Requirement:
Each line of the records below that holds "ylabel" should be returned.

Extracted material:
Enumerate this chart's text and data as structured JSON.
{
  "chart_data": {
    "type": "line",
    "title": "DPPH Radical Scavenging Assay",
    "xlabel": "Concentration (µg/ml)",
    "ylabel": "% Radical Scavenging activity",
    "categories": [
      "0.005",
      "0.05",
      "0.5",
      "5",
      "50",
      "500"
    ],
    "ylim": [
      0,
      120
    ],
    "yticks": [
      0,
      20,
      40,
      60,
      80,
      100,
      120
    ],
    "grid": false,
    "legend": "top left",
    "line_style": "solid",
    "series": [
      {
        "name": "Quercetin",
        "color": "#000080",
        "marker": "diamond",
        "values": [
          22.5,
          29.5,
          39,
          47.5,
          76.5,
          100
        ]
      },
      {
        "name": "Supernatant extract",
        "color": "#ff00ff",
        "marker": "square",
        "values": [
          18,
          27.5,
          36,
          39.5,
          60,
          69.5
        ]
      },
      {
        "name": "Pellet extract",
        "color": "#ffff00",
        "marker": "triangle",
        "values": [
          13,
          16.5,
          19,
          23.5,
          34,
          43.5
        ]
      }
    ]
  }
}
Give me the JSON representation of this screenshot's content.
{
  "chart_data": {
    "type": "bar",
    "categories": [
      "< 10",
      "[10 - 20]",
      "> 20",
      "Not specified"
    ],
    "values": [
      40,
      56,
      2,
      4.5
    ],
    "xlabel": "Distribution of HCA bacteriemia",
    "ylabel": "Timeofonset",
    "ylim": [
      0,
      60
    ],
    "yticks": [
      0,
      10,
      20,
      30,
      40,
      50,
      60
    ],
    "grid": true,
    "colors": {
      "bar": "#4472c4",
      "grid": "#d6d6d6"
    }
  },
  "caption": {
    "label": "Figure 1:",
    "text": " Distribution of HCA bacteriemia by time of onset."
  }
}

Written solution:
    "ylabel": "% Radical Scavenging activity",
    "ylabel": "Timeofonset",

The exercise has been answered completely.